| SET PROBLEM |
Without the pictures, write out all the lines below exactly as they appear.

| INPUT FOR THIS TASK |
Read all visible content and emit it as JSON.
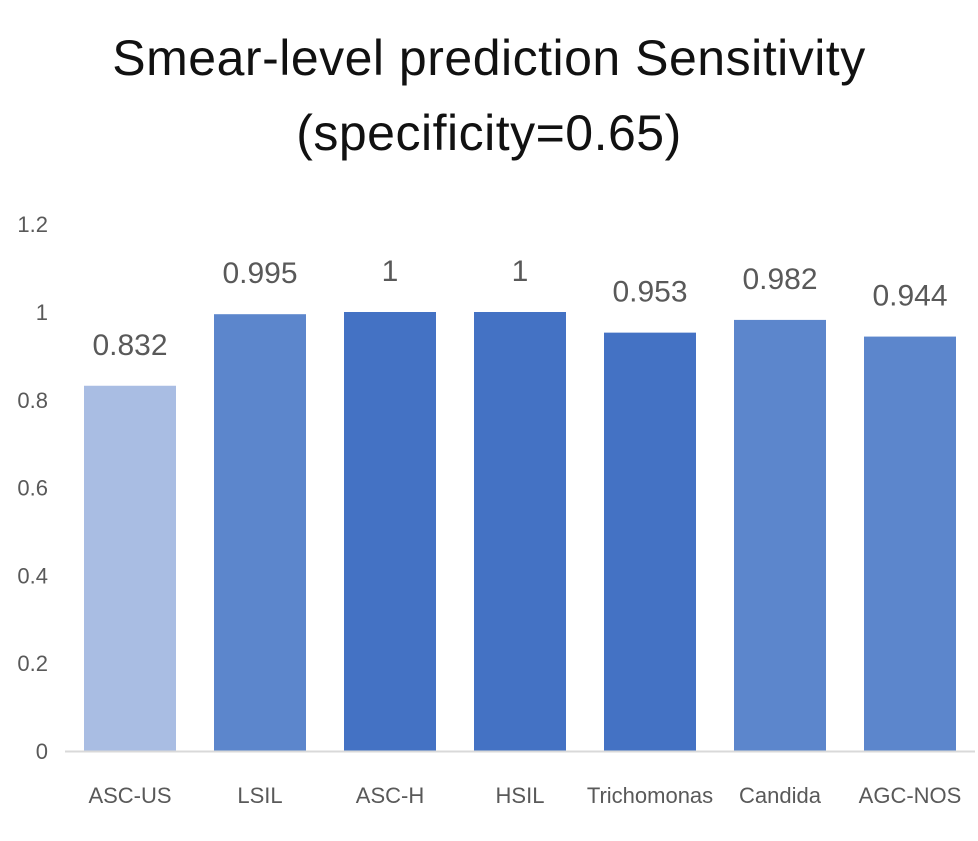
{
  "chart_data": {
    "type": "bar",
    "title": "Smear-level prediction Sensitivity",
    "subtitle": "(specificity=0.65)",
    "xlabel": "",
    "ylabel": "",
    "categories": [
      "ASC-US",
      "LSIL",
      "ASC-H",
      "HSIL",
      "Trichomonas",
      "Candida",
      "AGC-NOS"
    ],
    "values": [
      0.832,
      0.995,
      1,
      1,
      0.953,
      0.982,
      0.944
    ],
    "data_labels": [
      "0.832",
      "0.995",
      "1",
      "1",
      "0.953",
      "0.982",
      "0.944"
    ],
    "ylim": [
      0,
      1.2
    ],
    "yticks": [
      0,
      0.2,
      0.4,
      0.6,
      0.8,
      1,
      1.2
    ],
    "ytick_labels": [
      "0",
      "0.2",
      "0.4",
      "0.6",
      "0.8",
      "1",
      "1.2"
    ],
    "bar_colors": [
      "#A9BDE3",
      "#5C86CC",
      "#4472C4",
      "#4472C4",
      "#4472C4",
      "#5C86CC",
      "#5C86CC"
    ],
    "axis_color": "#D9D9D9",
    "text_color": "#595959",
    "grid": false,
    "legend": "none"
  }
}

| FINISHED ANSWER |
Read all visible content and emit it as JSON.
{
  "chart_data": {
    "type": "bar",
    "title": "Smear-level prediction Sensitivity",
    "subtitle": "(specificity=0.65)",
    "xlabel": "",
    "ylabel": "",
    "categories": [
      "ASC-US",
      "LSIL",
      "ASC-H",
      "HSIL",
      "Trichomonas",
      "Candida",
      "AGC-NOS"
    ],
    "values": [
      0.832,
      0.995,
      1,
      1,
      0.953,
      0.982,
      0.944
    ],
    "data_labels": [
      "0.832",
      "0.995",
      "1",
      "1",
      "0.953",
      "0.982",
      "0.944"
    ],
    "ylim": [
      0,
      1.2
    ],
    "yticks": [
      0,
      0.2,
      0.4,
      0.6,
      0.8,
      1,
      1.2
    ],
    "ytick_labels": [
      "0",
      "0.2",
      "0.4",
      "0.6",
      "0.8",
      "1",
      "1.2"
    ],
    "bar_colors": [
      "#A9BDE3",
      "#5C86CC",
      "#4472C4",
      "#4472C4",
      "#4472C4",
      "#5C86CC",
      "#5C86CC"
    ],
    "axis_color": "#D9D9D9",
    "text_color": "#595959",
    "grid": false,
    "legend": "none"
  }
}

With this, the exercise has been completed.